# What to produce
Write out the complete material exactly as it stands.
## START
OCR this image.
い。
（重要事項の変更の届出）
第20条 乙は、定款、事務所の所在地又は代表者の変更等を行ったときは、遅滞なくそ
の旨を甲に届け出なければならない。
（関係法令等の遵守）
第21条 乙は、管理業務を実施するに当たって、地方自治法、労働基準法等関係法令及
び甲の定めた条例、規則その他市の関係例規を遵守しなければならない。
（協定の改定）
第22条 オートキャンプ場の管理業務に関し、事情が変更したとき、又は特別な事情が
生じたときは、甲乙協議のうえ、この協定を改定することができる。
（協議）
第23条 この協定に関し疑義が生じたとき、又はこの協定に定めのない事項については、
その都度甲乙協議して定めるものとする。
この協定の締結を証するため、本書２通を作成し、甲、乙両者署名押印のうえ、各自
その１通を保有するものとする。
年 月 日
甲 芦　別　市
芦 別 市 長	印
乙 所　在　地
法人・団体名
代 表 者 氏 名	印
## END
# Exercise answer
OCR this image.
い。
（重要事項の変更の届出）
第20条 乙は、定款、事務所の所在地又は代表者の変更等を行ったときは、遅滞なくそ
の旨を甲に届け出なければならない。
（関係法令等の遵守）
第21条 乙は、管理業務を実施するに当たって、地方自治法、労働基準法等関係法令及
び甲の定めた条例、規則その他市の関係例規を遵守しなければならない。
（協定の改定）
第22条 オートキャンプ場の管理業務に関し、事情が変更したとき、又は特別な事情が
生じたときは、甲乙協議のうえ、この協定を改定することができる。
（協議）
第23条 この協定に関し疑義が生じたとき、又はこの協定に定めのない事項については、
その都度甲乙協議して定めるものとする。
この協定の締結を証するため、本書２通を作成し、甲、乙両者署名押印のうえ、各自
その１通を保有するものとする。
年 月 日
甲 芦　別　市
芦 別 市 長	印
乙 所　在　地
法人・団体名
代 表 者 氏 名	印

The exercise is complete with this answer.